====== RAW RECORDS ======
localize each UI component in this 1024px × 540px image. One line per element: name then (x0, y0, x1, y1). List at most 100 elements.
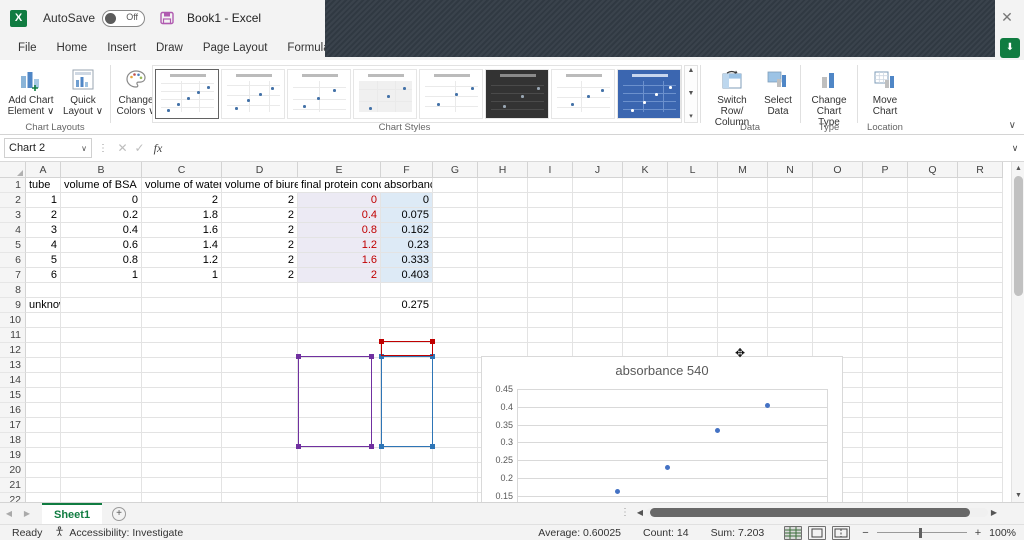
cell-Q6[interactable] (908, 253, 958, 268)
chart-styles-gallery[interactable] (152, 65, 682, 123)
row-header-21[interactable]: 21 (0, 478, 26, 493)
zoom-slider-knob[interactable] (918, 527, 922, 538)
cell-G21[interactable] (433, 478, 478, 493)
cell-J1[interactable] (573, 178, 623, 193)
insert-function-icon[interactable]: fx (148, 141, 168, 156)
cell-N5[interactable] (768, 238, 813, 253)
hscroll-right-icon[interactable]: ▶ (988, 508, 1000, 517)
cell-L5[interactable] (668, 238, 718, 253)
cell-C16[interactable] (142, 403, 222, 418)
column-header-n[interactable]: N (768, 162, 813, 178)
cell-R13[interactable] (958, 358, 1003, 373)
cell-D12[interactable] (222, 343, 298, 358)
cell-J4[interactable] (573, 223, 623, 238)
cell-E21[interactable] (298, 478, 381, 493)
horizontal-scroll-thumb[interactable] (650, 507, 970, 517)
confirm-icon[interactable]: ✓ (131, 141, 148, 155)
cell-R12[interactable] (958, 343, 1003, 358)
cell-Q3[interactable] (908, 208, 958, 223)
cell-O11[interactable] (813, 328, 863, 343)
cell-R1[interactable] (958, 178, 1003, 193)
cell-B5[interactable]: 0.6 (61, 238, 142, 253)
cell-E22[interactable] (298, 493, 381, 502)
cell-A6[interactable]: 5 (26, 253, 61, 268)
cell-F16[interactable] (381, 403, 433, 418)
page-layout-view-icon[interactable] (808, 525, 827, 540)
cell-D21[interactable] (222, 478, 298, 493)
gallery-scroll-down-icon[interactable]: ▼ (688, 90, 695, 98)
cell-M6[interactable] (718, 253, 768, 268)
cell-B22[interactable] (61, 493, 142, 502)
cell-F14[interactable] (381, 373, 433, 388)
cell-K4[interactable] (623, 223, 668, 238)
sheet-next-icon[interactable]: ▶ (18, 509, 36, 518)
cell-G6[interactable] (433, 253, 478, 268)
ribbon-collapse-icon[interactable]: ∨ (1009, 120, 1016, 131)
cell-D15[interactable] (222, 388, 298, 403)
cell-G4[interactable] (433, 223, 478, 238)
cell-Q15[interactable] (908, 388, 958, 403)
tab-file[interactable]: File (8, 39, 47, 57)
cell-F11[interactable] (381, 328, 433, 343)
cell-L9[interactable] (668, 298, 718, 313)
cell-Q10[interactable] (908, 313, 958, 328)
cell-O5[interactable] (813, 238, 863, 253)
cell-O4[interactable] (813, 223, 863, 238)
cell-N6[interactable] (768, 253, 813, 268)
cell-A7[interactable]: 6 (26, 268, 61, 283)
cell-C21[interactable] (142, 478, 222, 493)
cell-Q12[interactable] (908, 343, 958, 358)
cell-G22[interactable] (433, 493, 478, 502)
cell-K9[interactable] (623, 298, 668, 313)
cell-G20[interactable] (433, 463, 478, 478)
cell-F5[interactable]: 0.23 (381, 238, 433, 253)
cell-K6[interactable] (623, 253, 668, 268)
row-header-6[interactable]: 6 (0, 253, 26, 268)
cell-C2[interactable]: 2 (142, 193, 222, 208)
zoom-slider[interactable] (876, 527, 967, 539)
cell-C4[interactable]: 1.6 (142, 223, 222, 238)
cell-C5[interactable]: 1.4 (142, 238, 222, 253)
cell-R5[interactable] (958, 238, 1003, 253)
chart-data-point[interactable] (664, 464, 670, 470)
cell-F8[interactable] (381, 283, 433, 298)
cell-D13[interactable] (222, 358, 298, 373)
cell-J3[interactable] (573, 208, 623, 223)
cell-Q7[interactable] (908, 268, 958, 283)
cell-D3[interactable]: 2 (222, 208, 298, 223)
cell-D7[interactable]: 2 (222, 268, 298, 283)
chart-style-thumb-5[interactable] (419, 69, 483, 119)
cell-P13[interactable] (863, 358, 908, 373)
cell-G17[interactable] (433, 418, 478, 433)
cell-F9[interactable]: 0.275 (381, 298, 433, 313)
cell-Q9[interactable] (908, 298, 958, 313)
chart-style-thumb-8[interactable] (617, 69, 681, 119)
cell-M2[interactable] (718, 193, 768, 208)
chart-style-thumb-7[interactable] (551, 69, 615, 119)
cell-B4[interactable]: 0.4 (61, 223, 142, 238)
cell-A14[interactable] (26, 373, 61, 388)
cell-B20[interactable] (61, 463, 142, 478)
column-header-r[interactable]: R (958, 162, 1003, 178)
cell-B7[interactable]: 1 (61, 268, 142, 283)
cell-C13[interactable] (142, 358, 222, 373)
cell-A18[interactable] (26, 433, 61, 448)
cell-C18[interactable] (142, 433, 222, 448)
cell-C20[interactable] (142, 463, 222, 478)
cell-L4[interactable] (668, 223, 718, 238)
cell-E20[interactable] (298, 463, 381, 478)
column-header-p[interactable]: P (863, 162, 908, 178)
select-data-button[interactable]: Select Data (760, 63, 796, 119)
cell-G12[interactable] (433, 343, 478, 358)
cell-P20[interactable] (863, 463, 908, 478)
status-sum[interactable]: Sum: 7.203 (711, 527, 765, 539)
cell-B6[interactable]: 0.8 (61, 253, 142, 268)
cell-Q13[interactable] (908, 358, 958, 373)
cell-N4[interactable] (768, 223, 813, 238)
cell-E10[interactable] (298, 313, 381, 328)
chart-style-thumb-3[interactable] (287, 69, 351, 119)
cell-R4[interactable] (958, 223, 1003, 238)
cell-C14[interactable] (142, 373, 222, 388)
cell-A15[interactable] (26, 388, 61, 403)
column-header-b[interactable]: B (61, 162, 142, 178)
======
> TASK PROMPT
Please quote every line of the entries above word for word, leaving out the pictures.

> OUTPUT FOR THIS EXERCISE
localize each UI component in this 1024px × 540px image. One line per element: name then (x0, y0, x1, y1). List at most 100 elements.
cell-Q6[interactable] (908, 253, 958, 268)
chart-styles-gallery[interactable] (152, 65, 682, 123)
row-header-21[interactable]: 21 (0, 478, 26, 493)
zoom-slider-knob[interactable] (918, 527, 922, 538)
cell-G21[interactable] (433, 478, 478, 493)
cell-J1[interactable] (573, 178, 623, 193)
insert-function-icon[interactable]: fx (148, 141, 168, 156)
cell-N5[interactable] (768, 238, 813, 253)
hscroll-right-icon[interactable]: ▶ (988, 508, 1000, 517)
cell-L5[interactable] (668, 238, 718, 253)
cell-C16[interactable] (142, 403, 222, 418)
column-header-n[interactable]: N (768, 162, 813, 178)
cell-R13[interactable] (958, 358, 1003, 373)
cell-D12[interactable] (222, 343, 298, 358)
cell-J4[interactable] (573, 223, 623, 238)
cell-E21[interactable] (298, 478, 381, 493)
horizontal-scroll-thumb[interactable] (650, 507, 970, 517)
confirm-icon[interactable]: ✓ (131, 141, 148, 155)
cell-R12[interactable] (958, 343, 1003, 358)
cell-Q3[interactable] (908, 208, 958, 223)
cell-O11[interactable] (813, 328, 863, 343)
cell-R1[interactable] (958, 178, 1003, 193)
cell-B5[interactable]: 0.6 (61, 238, 142, 253)
cell-E22[interactable] (298, 493, 381, 502)
cell-A6[interactable]: 5 (26, 253, 61, 268)
cell-F16[interactable] (381, 403, 433, 418)
page-layout-view-icon[interactable] (808, 525, 827, 540)
cell-D21[interactable] (222, 478, 298, 493)
gallery-scroll-down-icon[interactable]: ▼ (688, 90, 695, 98)
cell-M6[interactable] (718, 253, 768, 268)
cell-B22[interactable] (61, 493, 142, 502)
cell-F14[interactable] (381, 373, 433, 388)
cell-K4[interactable] (623, 223, 668, 238)
sheet-next-icon[interactable]: ▶ (18, 509, 36, 518)
cell-G6[interactable] (433, 253, 478, 268)
ribbon-collapse-icon[interactable]: ∨ (1009, 120, 1016, 131)
cell-D15[interactable] (222, 388, 298, 403)
cell-G4[interactable] (433, 223, 478, 238)
cell-Q15[interactable] (908, 388, 958, 403)
tab-file[interactable]: File (8, 39, 47, 57)
cell-F11[interactable] (381, 328, 433, 343)
cell-L9[interactable] (668, 298, 718, 313)
cell-Q10[interactable] (908, 313, 958, 328)
cell-O5[interactable] (813, 238, 863, 253)
cell-O4[interactable] (813, 223, 863, 238)
cell-N6[interactable] (768, 253, 813, 268)
cell-A7[interactable]: 6 (26, 268, 61, 283)
cell-C21[interactable] (142, 478, 222, 493)
cell-Q12[interactable] (908, 343, 958, 358)
cell-G22[interactable] (433, 493, 478, 502)
cell-K9[interactable] (623, 298, 668, 313)
cell-G20[interactable] (433, 463, 478, 478)
cell-F5[interactable]: 0.23 (381, 238, 433, 253)
cell-K6[interactable] (623, 253, 668, 268)
row-header-6[interactable]: 6 (0, 253, 26, 268)
cell-C2[interactable]: 2 (142, 193, 222, 208)
zoom-slider[interactable] (876, 527, 967, 539)
cell-C4[interactable]: 1.6 (142, 223, 222, 238)
cell-C5[interactable]: 1.4 (142, 238, 222, 253)
cell-R5[interactable] (958, 238, 1003, 253)
chart-data-point[interactable] (664, 464, 670, 470)
cell-F8[interactable] (381, 283, 433, 298)
cell-D13[interactable] (222, 358, 298, 373)
cell-J3[interactable] (573, 208, 623, 223)
cell-Q7[interactable] (908, 268, 958, 283)
cell-D3[interactable]: 2 (222, 208, 298, 223)
cell-D7[interactable]: 2 (222, 268, 298, 283)
chart-style-thumb-5[interactable] (419, 69, 483, 119)
cell-P13[interactable] (863, 358, 908, 373)
cell-G17[interactable] (433, 418, 478, 433)
cell-F9[interactable]: 0.275 (381, 298, 433, 313)
cell-Q9[interactable] (908, 298, 958, 313)
chart-style-thumb-8[interactable] (617, 69, 681, 119)
cell-M2[interactable] (718, 193, 768, 208)
chart-style-thumb-7[interactable] (551, 69, 615, 119)
cell-B4[interactable]: 0.4 (61, 223, 142, 238)
cell-A14[interactable] (26, 373, 61, 388)
cell-B20[interactable] (61, 463, 142, 478)
column-header-r[interactable]: R (958, 162, 1003, 178)
cell-B7[interactable]: 1 (61, 268, 142, 283)
cell-C13[interactable] (142, 358, 222, 373)
cell-A18[interactable] (26, 433, 61, 448)
cell-C18[interactable] (142, 433, 222, 448)
cell-C20[interactable] (142, 463, 222, 478)
cell-L4[interactable] (668, 223, 718, 238)
cell-E20[interactable] (298, 463, 381, 478)
column-header-p[interactable]: P (863, 162, 908, 178)
select-data-button[interactable]: Select Data (760, 63, 796, 119)
cell-G12[interactable] (433, 343, 478, 358)
cell-P20[interactable] (863, 463, 908, 478)
status-sum[interactable]: Sum: 7.203 (711, 527, 765, 539)
cell-B6[interactable]: 0.8 (61, 253, 142, 268)
cell-Q13[interactable] (908, 358, 958, 373)
cell-N4[interactable] (768, 223, 813, 238)
cell-E10[interactable] (298, 313, 381, 328)
chart-style-thumb-3[interactable] (287, 69, 351, 119)
cell-R4[interactable] (958, 223, 1003, 238)
cell-C14[interactable] (142, 373, 222, 388)
cell-A15[interactable] (26, 388, 61, 403)
column-header-b[interactable]: B (61, 162, 142, 178)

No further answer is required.